PROBLEM TO SOLVE >> Filter the records below and copy every line containing the word "category".

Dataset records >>

□ □ □

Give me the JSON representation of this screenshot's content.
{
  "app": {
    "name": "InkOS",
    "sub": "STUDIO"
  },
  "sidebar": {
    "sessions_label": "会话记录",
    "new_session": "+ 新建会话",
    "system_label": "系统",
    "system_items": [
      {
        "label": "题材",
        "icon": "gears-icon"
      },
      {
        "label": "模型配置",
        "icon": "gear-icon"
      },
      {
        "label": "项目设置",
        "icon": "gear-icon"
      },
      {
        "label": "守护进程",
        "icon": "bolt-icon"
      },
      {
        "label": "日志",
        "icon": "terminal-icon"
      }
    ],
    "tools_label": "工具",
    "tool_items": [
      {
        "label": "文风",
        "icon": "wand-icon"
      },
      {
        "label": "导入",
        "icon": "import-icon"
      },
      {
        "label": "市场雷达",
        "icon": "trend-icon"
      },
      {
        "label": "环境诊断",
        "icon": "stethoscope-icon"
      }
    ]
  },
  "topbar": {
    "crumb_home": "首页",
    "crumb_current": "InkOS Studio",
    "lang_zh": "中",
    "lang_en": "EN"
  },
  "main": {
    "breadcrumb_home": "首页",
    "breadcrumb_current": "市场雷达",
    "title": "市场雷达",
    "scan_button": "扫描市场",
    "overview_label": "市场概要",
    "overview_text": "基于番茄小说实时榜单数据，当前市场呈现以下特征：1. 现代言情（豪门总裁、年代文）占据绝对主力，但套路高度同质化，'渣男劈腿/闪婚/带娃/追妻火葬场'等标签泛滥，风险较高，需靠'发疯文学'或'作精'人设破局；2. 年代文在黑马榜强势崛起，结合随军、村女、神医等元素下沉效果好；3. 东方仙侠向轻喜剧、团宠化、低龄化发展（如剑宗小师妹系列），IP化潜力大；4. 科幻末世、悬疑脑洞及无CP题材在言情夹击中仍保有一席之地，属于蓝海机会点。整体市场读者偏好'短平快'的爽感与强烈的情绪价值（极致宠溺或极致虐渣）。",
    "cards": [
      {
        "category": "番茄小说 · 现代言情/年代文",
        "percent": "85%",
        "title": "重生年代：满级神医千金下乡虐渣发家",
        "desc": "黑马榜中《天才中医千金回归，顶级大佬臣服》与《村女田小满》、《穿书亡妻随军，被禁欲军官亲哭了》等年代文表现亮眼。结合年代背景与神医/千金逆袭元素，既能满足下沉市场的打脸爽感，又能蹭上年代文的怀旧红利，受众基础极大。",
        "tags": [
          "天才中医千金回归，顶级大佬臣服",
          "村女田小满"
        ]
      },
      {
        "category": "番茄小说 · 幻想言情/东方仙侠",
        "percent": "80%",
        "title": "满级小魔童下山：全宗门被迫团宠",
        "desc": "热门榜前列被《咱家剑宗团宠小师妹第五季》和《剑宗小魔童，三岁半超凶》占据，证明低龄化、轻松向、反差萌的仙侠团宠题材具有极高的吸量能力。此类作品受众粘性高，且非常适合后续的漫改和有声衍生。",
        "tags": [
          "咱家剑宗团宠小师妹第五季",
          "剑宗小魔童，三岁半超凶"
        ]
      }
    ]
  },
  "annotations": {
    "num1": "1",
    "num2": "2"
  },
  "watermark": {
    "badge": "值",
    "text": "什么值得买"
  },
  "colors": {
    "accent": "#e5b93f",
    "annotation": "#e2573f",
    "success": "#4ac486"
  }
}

□ □ □

FINAL RESULT >>
        "category": "番茄小说 · 现代言情/年代文",
        "category": "番茄小说 · 幻想言情/东方仙侠",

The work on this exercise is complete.